**WHAT THIS TASK INVOLVES:** Below are records; work out how many of their lines hold the string "total" and give that number alone.

* * * * * * * * *

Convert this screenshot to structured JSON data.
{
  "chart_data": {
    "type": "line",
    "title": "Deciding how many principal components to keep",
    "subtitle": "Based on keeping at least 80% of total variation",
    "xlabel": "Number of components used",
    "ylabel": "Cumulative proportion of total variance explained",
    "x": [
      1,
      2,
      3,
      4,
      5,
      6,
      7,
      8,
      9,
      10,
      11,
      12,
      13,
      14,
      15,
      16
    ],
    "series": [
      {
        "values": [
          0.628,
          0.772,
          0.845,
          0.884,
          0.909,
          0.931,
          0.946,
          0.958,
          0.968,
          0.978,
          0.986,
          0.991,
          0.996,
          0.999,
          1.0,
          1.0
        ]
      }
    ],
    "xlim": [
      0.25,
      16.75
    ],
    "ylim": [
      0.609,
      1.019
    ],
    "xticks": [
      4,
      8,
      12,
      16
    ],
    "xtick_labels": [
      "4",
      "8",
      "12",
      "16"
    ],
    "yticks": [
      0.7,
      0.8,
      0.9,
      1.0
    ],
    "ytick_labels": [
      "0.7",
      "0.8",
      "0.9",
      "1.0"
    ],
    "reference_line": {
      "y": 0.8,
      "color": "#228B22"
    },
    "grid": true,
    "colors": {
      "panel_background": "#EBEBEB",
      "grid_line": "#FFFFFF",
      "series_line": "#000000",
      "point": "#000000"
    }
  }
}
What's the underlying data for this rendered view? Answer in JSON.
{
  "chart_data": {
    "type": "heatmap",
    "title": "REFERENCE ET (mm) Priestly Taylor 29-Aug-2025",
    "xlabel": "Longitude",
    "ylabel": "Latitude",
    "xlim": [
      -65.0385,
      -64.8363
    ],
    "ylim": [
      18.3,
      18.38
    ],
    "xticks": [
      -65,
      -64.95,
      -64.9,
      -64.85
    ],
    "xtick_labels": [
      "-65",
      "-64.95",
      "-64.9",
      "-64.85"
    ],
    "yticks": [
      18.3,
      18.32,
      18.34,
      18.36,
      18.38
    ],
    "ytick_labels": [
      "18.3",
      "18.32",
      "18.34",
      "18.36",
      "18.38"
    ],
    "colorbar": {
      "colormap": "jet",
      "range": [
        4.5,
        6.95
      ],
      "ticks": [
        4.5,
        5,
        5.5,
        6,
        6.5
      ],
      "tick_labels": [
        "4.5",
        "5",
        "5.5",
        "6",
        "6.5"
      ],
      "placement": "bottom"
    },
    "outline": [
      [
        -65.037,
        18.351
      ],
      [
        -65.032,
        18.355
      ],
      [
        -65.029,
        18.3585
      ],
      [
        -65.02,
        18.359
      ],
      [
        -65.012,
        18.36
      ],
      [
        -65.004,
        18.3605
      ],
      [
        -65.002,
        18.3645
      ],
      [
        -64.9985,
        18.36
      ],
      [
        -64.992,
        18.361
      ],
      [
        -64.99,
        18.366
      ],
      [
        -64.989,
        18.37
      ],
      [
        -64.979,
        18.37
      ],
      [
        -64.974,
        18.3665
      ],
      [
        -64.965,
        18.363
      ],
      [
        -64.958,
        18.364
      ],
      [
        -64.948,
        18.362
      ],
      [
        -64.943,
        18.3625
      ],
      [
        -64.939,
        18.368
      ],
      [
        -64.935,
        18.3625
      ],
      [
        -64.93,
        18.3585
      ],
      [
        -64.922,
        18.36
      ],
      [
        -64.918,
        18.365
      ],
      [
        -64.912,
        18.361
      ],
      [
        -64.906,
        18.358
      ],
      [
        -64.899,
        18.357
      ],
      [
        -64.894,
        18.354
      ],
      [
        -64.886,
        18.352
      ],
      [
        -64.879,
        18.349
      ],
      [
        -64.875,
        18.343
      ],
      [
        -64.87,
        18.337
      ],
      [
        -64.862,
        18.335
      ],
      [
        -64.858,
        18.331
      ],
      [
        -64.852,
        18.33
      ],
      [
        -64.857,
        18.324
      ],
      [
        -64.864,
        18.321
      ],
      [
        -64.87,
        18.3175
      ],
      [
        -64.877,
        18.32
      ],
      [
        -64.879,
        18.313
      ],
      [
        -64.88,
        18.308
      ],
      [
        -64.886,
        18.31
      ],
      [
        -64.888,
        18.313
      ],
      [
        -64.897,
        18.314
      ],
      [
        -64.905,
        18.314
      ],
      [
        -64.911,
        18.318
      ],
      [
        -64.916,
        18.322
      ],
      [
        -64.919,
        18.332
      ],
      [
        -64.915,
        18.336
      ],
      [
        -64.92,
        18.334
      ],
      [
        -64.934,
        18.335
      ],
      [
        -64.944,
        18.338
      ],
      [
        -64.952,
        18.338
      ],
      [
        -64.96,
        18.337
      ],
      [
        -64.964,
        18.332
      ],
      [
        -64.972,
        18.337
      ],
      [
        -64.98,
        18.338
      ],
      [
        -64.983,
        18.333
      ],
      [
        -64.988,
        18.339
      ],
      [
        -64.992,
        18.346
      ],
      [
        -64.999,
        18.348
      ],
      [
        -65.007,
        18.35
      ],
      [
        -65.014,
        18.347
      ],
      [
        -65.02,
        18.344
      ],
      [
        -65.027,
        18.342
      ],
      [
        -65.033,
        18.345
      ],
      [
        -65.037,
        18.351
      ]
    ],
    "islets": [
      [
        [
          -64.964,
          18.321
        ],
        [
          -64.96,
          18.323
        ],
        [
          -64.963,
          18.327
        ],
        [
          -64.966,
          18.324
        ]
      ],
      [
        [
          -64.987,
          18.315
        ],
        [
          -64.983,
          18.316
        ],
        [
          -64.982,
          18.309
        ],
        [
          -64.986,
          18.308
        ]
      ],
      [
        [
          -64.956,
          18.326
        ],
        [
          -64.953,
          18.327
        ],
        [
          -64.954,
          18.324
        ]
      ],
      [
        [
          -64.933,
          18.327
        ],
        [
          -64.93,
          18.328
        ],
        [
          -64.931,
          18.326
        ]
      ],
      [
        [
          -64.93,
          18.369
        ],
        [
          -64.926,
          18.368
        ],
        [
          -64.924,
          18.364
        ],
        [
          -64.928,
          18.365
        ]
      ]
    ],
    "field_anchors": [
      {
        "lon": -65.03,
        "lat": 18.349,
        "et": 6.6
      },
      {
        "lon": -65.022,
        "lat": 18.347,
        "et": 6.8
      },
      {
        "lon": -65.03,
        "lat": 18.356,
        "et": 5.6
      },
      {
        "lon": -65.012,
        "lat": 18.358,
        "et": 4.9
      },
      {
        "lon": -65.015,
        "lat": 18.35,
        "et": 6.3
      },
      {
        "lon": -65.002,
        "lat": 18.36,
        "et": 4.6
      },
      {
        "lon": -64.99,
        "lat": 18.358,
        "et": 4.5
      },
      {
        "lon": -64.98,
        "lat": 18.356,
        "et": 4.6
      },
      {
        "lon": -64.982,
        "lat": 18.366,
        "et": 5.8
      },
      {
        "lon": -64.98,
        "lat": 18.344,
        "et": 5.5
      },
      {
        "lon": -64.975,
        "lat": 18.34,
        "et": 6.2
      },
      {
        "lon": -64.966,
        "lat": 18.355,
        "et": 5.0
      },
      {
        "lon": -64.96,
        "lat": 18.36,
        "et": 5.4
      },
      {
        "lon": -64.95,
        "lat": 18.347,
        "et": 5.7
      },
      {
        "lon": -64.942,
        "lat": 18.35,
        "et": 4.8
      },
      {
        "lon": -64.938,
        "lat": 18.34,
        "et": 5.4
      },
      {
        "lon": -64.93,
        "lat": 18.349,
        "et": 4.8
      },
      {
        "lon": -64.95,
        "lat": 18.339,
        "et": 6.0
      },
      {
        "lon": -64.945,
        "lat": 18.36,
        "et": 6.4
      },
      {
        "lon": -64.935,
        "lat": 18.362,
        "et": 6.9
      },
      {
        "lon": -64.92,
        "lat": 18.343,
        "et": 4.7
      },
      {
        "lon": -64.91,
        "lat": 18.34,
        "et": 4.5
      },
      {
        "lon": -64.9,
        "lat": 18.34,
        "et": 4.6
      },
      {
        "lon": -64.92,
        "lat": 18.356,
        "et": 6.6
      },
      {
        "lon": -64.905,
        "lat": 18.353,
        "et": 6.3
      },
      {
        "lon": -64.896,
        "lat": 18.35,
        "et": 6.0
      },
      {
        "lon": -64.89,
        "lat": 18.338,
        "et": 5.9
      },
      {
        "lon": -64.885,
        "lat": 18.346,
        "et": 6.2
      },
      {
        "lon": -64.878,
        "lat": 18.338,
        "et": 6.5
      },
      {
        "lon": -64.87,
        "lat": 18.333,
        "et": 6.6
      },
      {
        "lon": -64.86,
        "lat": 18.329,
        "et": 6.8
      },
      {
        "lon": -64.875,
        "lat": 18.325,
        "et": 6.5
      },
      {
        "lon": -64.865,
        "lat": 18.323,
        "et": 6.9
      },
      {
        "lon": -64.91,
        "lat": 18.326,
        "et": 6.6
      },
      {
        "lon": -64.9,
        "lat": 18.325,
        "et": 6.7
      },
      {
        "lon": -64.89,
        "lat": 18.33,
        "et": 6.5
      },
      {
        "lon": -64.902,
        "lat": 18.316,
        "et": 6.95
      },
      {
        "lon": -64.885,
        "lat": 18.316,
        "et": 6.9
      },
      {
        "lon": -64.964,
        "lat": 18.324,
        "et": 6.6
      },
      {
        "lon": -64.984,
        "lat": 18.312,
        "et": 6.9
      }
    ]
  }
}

* * * * * * * * *

**WRITTEN ANSWER:** 2